═════ Data for this exercise ═════

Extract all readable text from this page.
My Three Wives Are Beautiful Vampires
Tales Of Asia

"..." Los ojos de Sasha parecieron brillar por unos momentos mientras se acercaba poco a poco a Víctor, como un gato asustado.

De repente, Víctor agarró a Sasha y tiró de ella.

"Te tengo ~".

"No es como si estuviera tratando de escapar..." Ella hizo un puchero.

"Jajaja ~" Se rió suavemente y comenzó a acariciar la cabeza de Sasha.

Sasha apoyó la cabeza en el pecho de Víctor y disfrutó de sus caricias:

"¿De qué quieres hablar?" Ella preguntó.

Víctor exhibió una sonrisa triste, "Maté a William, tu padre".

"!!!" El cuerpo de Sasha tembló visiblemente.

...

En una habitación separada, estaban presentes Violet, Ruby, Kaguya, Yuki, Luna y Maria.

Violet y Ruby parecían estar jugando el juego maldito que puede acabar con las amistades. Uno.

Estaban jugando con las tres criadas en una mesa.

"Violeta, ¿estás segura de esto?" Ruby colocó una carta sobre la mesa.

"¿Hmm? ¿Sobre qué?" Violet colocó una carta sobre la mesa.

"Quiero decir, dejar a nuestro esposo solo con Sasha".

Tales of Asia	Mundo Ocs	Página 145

═════

• [What is being asked]:
Copy every line of the records word for word.

• [Task answer]:
Extract all readable text from this page.
My Three Wives Are Beautiful Vampires
Tales Of Asia

"..." Los ojos de Sasha parecieron brillar por unos momentos mientras se acercaba poco a poco a Víctor, como un gato asustado.

De repente, Víctor agarró a Sasha y tiró de ella.

"Te tengo ~".

"No es como si estuviera tratando de escapar..." Ella hizo un puchero.

"Jajaja ~" Se rió suavemente y comenzó a acariciar la cabeza de Sasha.

Sasha apoyó la cabeza en el pecho de Víctor y disfrutó de sus caricias:

"¿De qué quieres hablar?" Ella preguntó.

Víctor exhibió una sonrisa triste, "Maté a William, tu padre".

"!!!" El cuerpo de Sasha tembló visiblemente.

...

En una habitación separada, estaban presentes Violet, Ruby, Kaguya, Yuki, Luna y Maria.

Violet y Ruby parecían estar jugando el juego maldito que puede acabar con las amistades. Uno.

Estaban jugando con las tres criadas en una mesa.

"Violeta, ¿estás segura de esto?" Ruby colocó una carta sobre la mesa.

"¿Hmm? ¿Sobre qué?" Violet colocó una carta sobre la mesa.

"Quiero decir, dejar a nuestro esposo solo con Sasha".

Tales of Asia	Mundo Ocs	Página 145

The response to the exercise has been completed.